EXERCISE GOAL :: Show each line from the listing that includes the word "UCLA".

Records about charts and figures
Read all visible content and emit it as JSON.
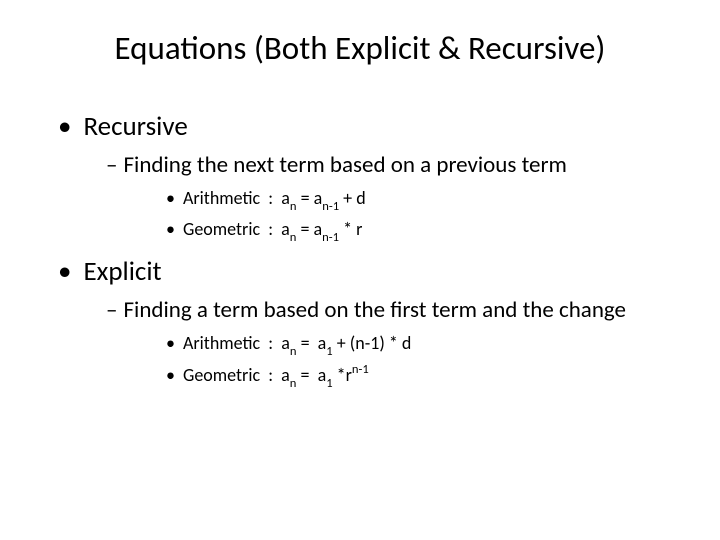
{
  "title": "Equations (Both Explicit & Recursive)",
  "section1": {
    "heading": "Recursive",
    "sub": "Finding the next term based on a previous term",
    "item1_label": "Arithmetic",
    "item2_label": "Geometric"
  },
  "section2": {
    "heading": "Explicit",
    "sub": "Finding a term based on the first term and the change",
    "item1_label": "Arithmetic",
    "item2_label": "Geometric"
  },
  "colors": {
    "text": "#000000",
    "background": "#ffffff"
  },
  "typography": {
    "title_fontsize": 33,
    "level1_fontsize": 27,
    "level2_fontsize": 23,
    "level3_fontsize": 18,
    "font_family": "Calibri"
  },
  "formulas": {
    "recursive_arithmetic": "a_n = a_{n-1} + d",
    "recursive_geometric": "a_n = a_{n-1} * r",
    "explicit_arithmetic": "a_n = a_1 + (n-1) * d",
    "explicit_geometric": "a_n = a_1 * r^{n-1}"
  }
}
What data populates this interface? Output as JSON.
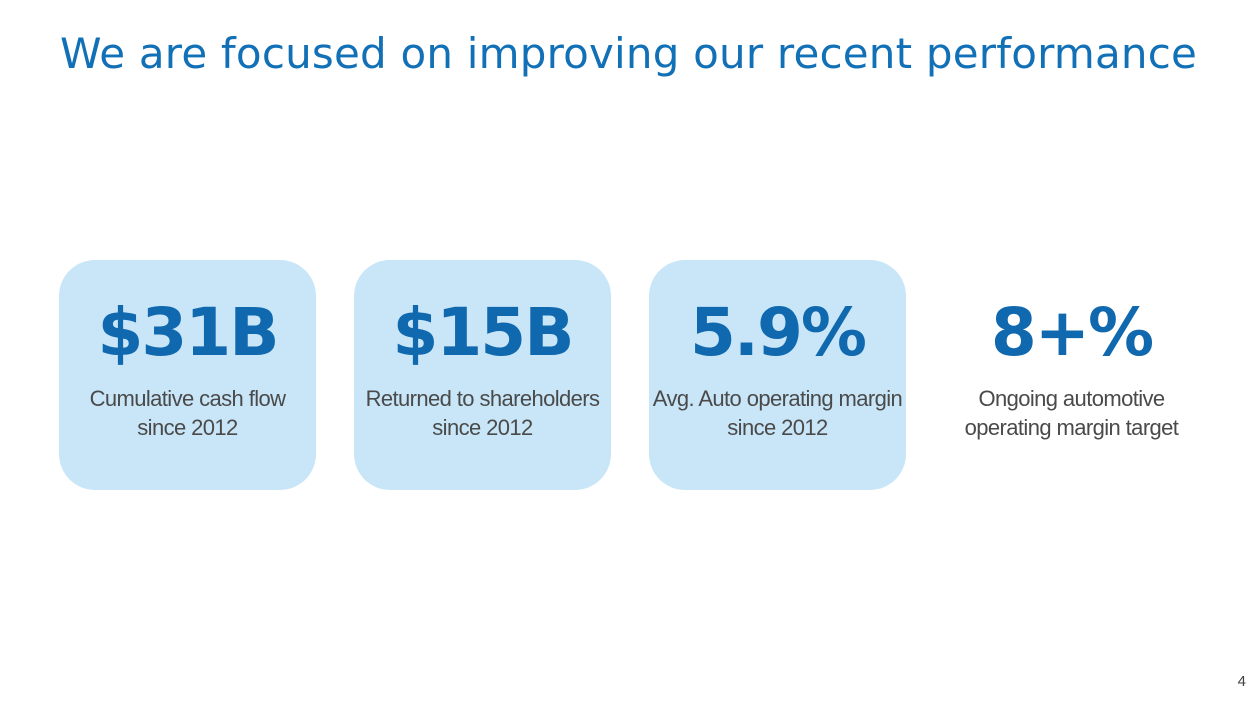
{
  "slide": {
    "title": "We are focused on improving our recent performance",
    "page_number": "4"
  },
  "metrics": [
    {
      "value": "$31B",
      "label_line1": "Cumulative cash flow",
      "label_line2": "since 2012",
      "highlighted": true
    },
    {
      "value": "$15B",
      "label_line1": "Returned to shareholders",
      "label_line2": "since 2012",
      "highlighted": true
    },
    {
      "value": "5.9%",
      "label_line1": "Avg. Auto operating margin",
      "label_line2": "since 2012",
      "highlighted": true
    },
    {
      "value": "8+%",
      "label_line1": "Ongoing automotive",
      "label_line2": "operating margin target",
      "highlighted": false
    }
  ],
  "colors": {
    "title": "#1170b6",
    "value": "#1068ae",
    "card_bg": "#c8e6f8",
    "label": "#4a4a4a"
  }
}
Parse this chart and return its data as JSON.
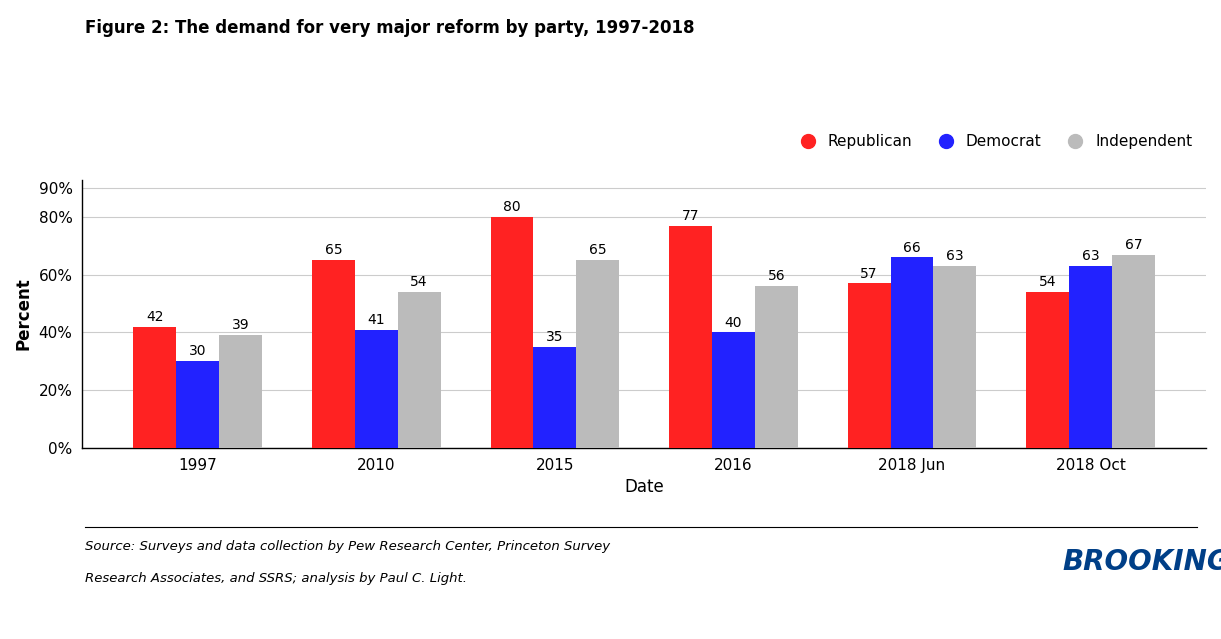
{
  "title": "Figure 2: The demand for very major reform by party, 1997-2018",
  "xlabel": "Date",
  "ylabel": "Percent",
  "categories": [
    "1997",
    "2010",
    "2015",
    "2016",
    "2018 Jun",
    "2018 Oct"
  ],
  "republican": [
    42,
    65,
    80,
    77,
    57,
    54
  ],
  "democrat": [
    30,
    41,
    35,
    40,
    66,
    63
  ],
  "independent": [
    39,
    54,
    65,
    56,
    63,
    67
  ],
  "republican_color": "#FF2222",
  "democrat_color": "#2222FF",
  "independent_color": "#BBBBBB",
  "bar_width": 0.24,
  "ylim": [
    0,
    93
  ],
  "ytick_vals": [
    0,
    20,
    40,
    60,
    80,
    90
  ],
  "source_text_line1": "Source: Surveys and data collection by Pew Research Center, Princeton Survey",
  "source_text_line2": "Research Associates, and SSRS; analysis by Paul C. Light.",
  "brookings_color": "#003F87",
  "grid_color": "#CCCCCC"
}
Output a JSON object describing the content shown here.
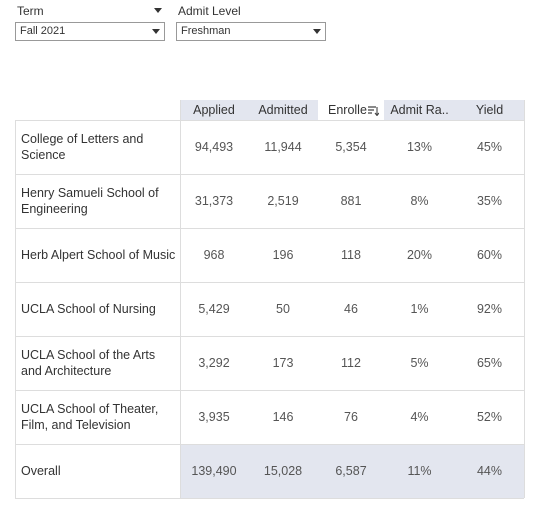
{
  "filters": [
    {
      "label": "Term",
      "value": "Fall 2021"
    },
    {
      "label": "Admit Level",
      "value": "Freshman"
    }
  ],
  "table": {
    "columns": [
      "Applied",
      "Admitted",
      "Enrolle",
      "Admit Ra..",
      "Yield"
    ],
    "rows": [
      {
        "label": "College of Letters and Science",
        "cells": [
          "94,493",
          "11,944",
          "5,354",
          "13%",
          "45%"
        ]
      },
      {
        "label": "Henry Samueli School of Engineering",
        "cells": [
          "31,373",
          "2,519",
          "881",
          "8%",
          "35%"
        ]
      },
      {
        "label": "Herb Alpert School of Music",
        "cells": [
          "968",
          "196",
          "118",
          "20%",
          "60%"
        ]
      },
      {
        "label": "UCLA School of Nursing",
        "cells": [
          "5,429",
          "50",
          "46",
          "1%",
          "92%"
        ]
      },
      {
        "label": "UCLA School of the Arts and Architecture",
        "cells": [
          "3,292",
          "173",
          "112",
          "5%",
          "65%"
        ]
      },
      {
        "label": "UCLA School of Theater, Film, and Television",
        "cells": [
          "3,935",
          "146",
          "76",
          "4%",
          "52%"
        ]
      }
    ],
    "total": {
      "label": "Overall",
      "cells": [
        "139,490",
        "15,028",
        "6,587",
        "11%",
        "44%"
      ]
    }
  }
}
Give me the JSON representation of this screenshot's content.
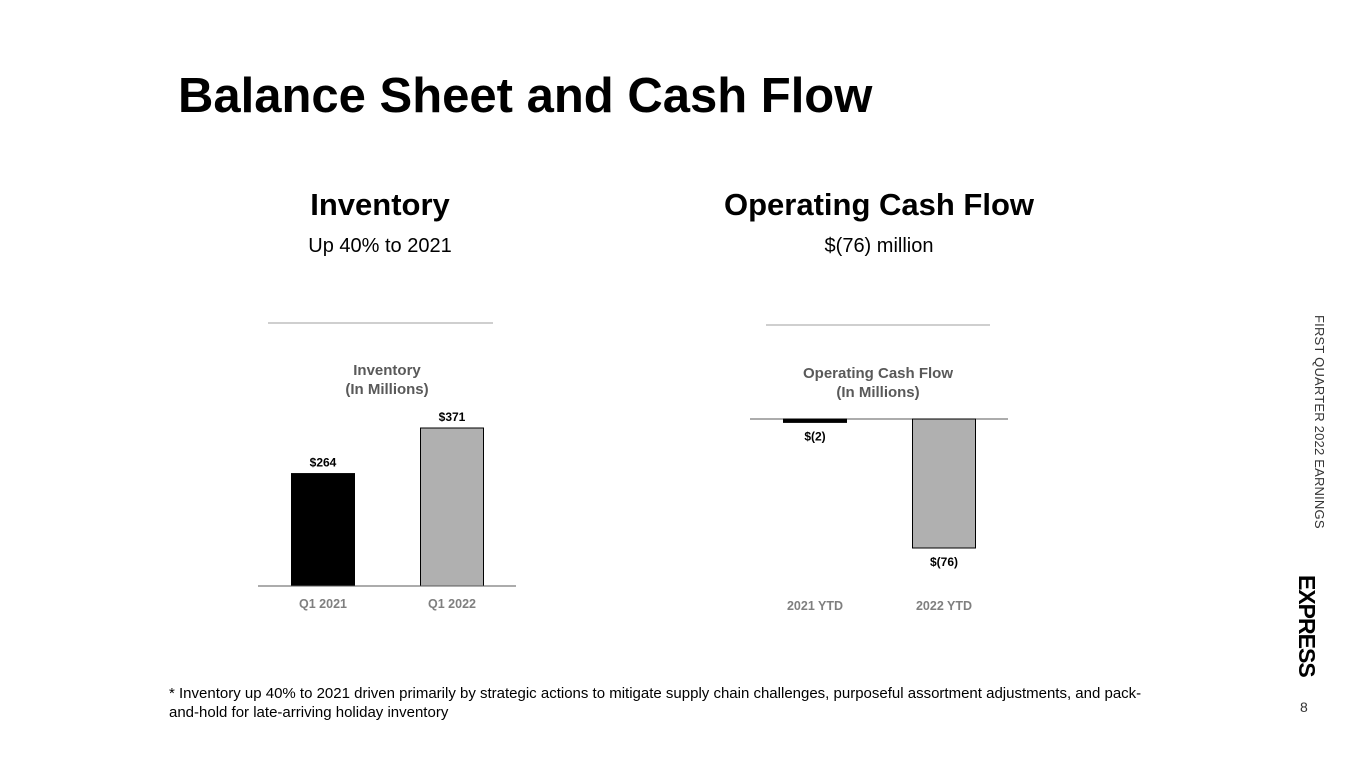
{
  "slide": {
    "title": "Balance Sheet and Cash Flow",
    "side_label": "FIRST QUARTER 2022 EARNINGS",
    "brand": "EXPRESS",
    "page_number": "8",
    "footnote": "* Inventory up 40% to 2021 driven primarily by strategic actions to mitigate supply chain challenges, purposeful assortment adjustments, and pack-and-hold for late-arriving holiday inventory"
  },
  "sections": {
    "inventory": {
      "heading": "Inventory",
      "subheading": "Up 40% to 2021"
    },
    "cash_flow": {
      "heading": "Operating Cash Flow",
      "subheading": "$(76) million"
    }
  },
  "colors": {
    "black": "#000000",
    "grey_bar": "#b0b0b0",
    "axis": "#595959",
    "muted_text": "#7f7f7f"
  },
  "chart_data": [
    {
      "type": "bar",
      "title": "Inventory",
      "subtitle": "(In Millions)",
      "categories": [
        "Q1 2021",
        "Q1 2022"
      ],
      "values": [
        264,
        371
      ],
      "data_labels": [
        "$264",
        "$371"
      ],
      "bar_colors": [
        "#000000",
        "#b0b0b0"
      ],
      "ylim": [
        0,
        420
      ],
      "grid": false
    },
    {
      "type": "bar",
      "title": "Operating Cash Flow",
      "subtitle": "(In Millions)",
      "categories": [
        "2021 YTD",
        "2022 YTD"
      ],
      "values": [
        -2,
        -76
      ],
      "data_labels": [
        "$(2)",
        "$(76)"
      ],
      "bar_colors": [
        "#000000",
        "#b0b0b0"
      ],
      "ylim": [
        -76,
        0
      ],
      "grid": false
    }
  ]
}
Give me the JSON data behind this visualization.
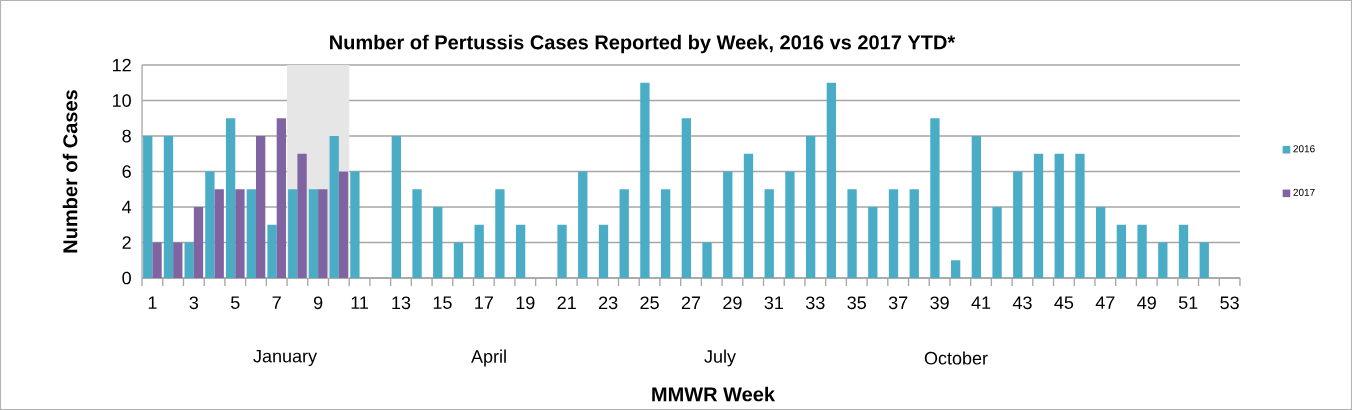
{
  "chart_data": {
    "type": "bar",
    "title": "Number of Pertussis Cases Reported by Week, 2016 vs 2017 YTD*",
    "xlabel": "MMWR Week",
    "ylabel": "Number of Cases",
    "x": [
      1,
      2,
      3,
      4,
      5,
      6,
      7,
      8,
      9,
      10,
      11,
      12,
      13,
      14,
      15,
      16,
      17,
      18,
      19,
      20,
      21,
      22,
      23,
      24,
      25,
      26,
      27,
      28,
      29,
      30,
      31,
      32,
      33,
      34,
      35,
      36,
      37,
      38,
      39,
      40,
      41,
      42,
      43,
      44,
      45,
      46,
      47,
      48,
      49,
      50,
      51,
      52
    ],
    "xlim": [
      0.5,
      53.5
    ],
    "xticks": [
      1,
      3,
      5,
      7,
      9,
      11,
      13,
      15,
      17,
      19,
      21,
      23,
      25,
      27,
      29,
      31,
      33,
      35,
      37,
      39,
      41,
      43,
      45,
      47,
      49,
      51,
      53
    ],
    "ylim": [
      0,
      12
    ],
    "yticks": [
      0,
      2,
      4,
      6,
      8,
      10,
      12
    ],
    "series": [
      {
        "name": "2016",
        "color": "#4bacc6",
        "values": [
          8,
          8,
          2,
          6,
          9,
          5,
          3,
          5,
          5,
          8,
          6,
          0,
          8,
          5,
          4,
          2,
          3,
          5,
          3,
          0,
          3,
          6,
          3,
          5,
          11,
          5,
          9,
          2,
          6,
          7,
          5,
          6,
          8,
          11,
          5,
          4,
          5,
          5,
          9,
          1,
          8,
          4,
          6,
          7,
          7,
          7,
          4,
          3,
          3,
          2,
          3,
          2
        ]
      },
      {
        "name": "2017",
        "color": "#8064a2",
        "values": [
          2,
          2,
          4,
          5,
          5,
          8,
          9,
          7,
          5,
          6,
          null,
          null,
          null,
          null,
          null,
          null,
          null,
          null,
          null,
          null,
          null,
          null,
          null,
          null,
          null,
          null,
          null,
          null,
          null,
          null,
          null,
          null,
          null,
          null,
          null,
          null,
          null,
          null,
          null,
          null,
          null,
          null,
          null,
          null,
          null,
          null,
          null,
          null,
          null,
          null,
          null,
          null
        ]
      }
    ],
    "bands": [
      {
        "axis": "x",
        "from": 7.5,
        "to": 10.5,
        "color": "#e6e6e6"
      }
    ],
    "annotations": [
      "January",
      "April",
      "July",
      "October"
    ],
    "grid": "y",
    "legend": "right"
  }
}
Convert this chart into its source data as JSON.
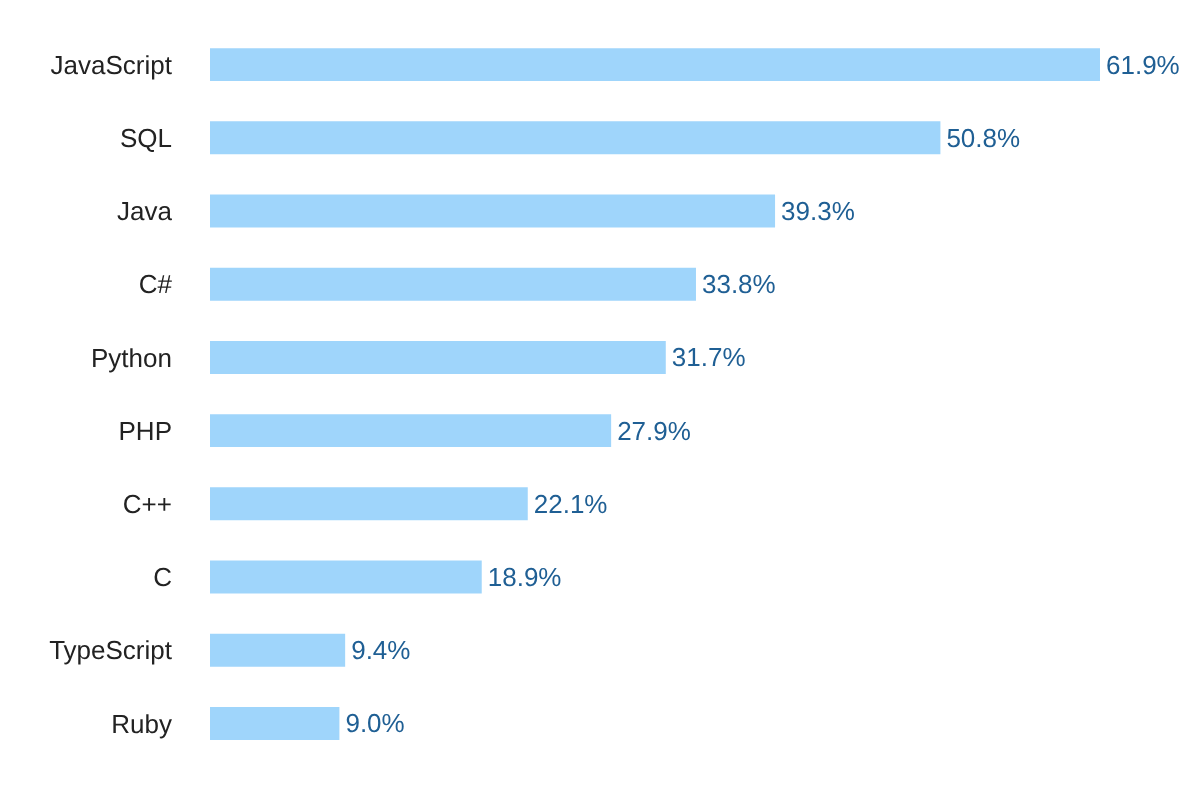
{
  "chart_data": {
    "type": "bar",
    "orientation": "horizontal",
    "categories": [
      "JavaScript",
      "SQL",
      "Java",
      "C#",
      "Python",
      "PHP",
      "C++",
      "C",
      "TypeScript",
      "Ruby"
    ],
    "values": [
      61.9,
      50.8,
      39.3,
      33.8,
      31.7,
      27.9,
      22.1,
      18.9,
      9.4,
      9.0
    ],
    "value_labels": [
      "61.9%",
      "50.8%",
      "39.3%",
      "33.8%",
      "31.7%",
      "27.9%",
      "22.1%",
      "18.9%",
      "9.4%",
      "9.0%"
    ],
    "color": "#9fd5fb"
  }
}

EXERCISE RESULT ::
        "label": "UCLA School of Nursing",
        "label": "UCLA School of the Arts and Architecture",
        "label": "UCLA School of Theater, Film, and Television",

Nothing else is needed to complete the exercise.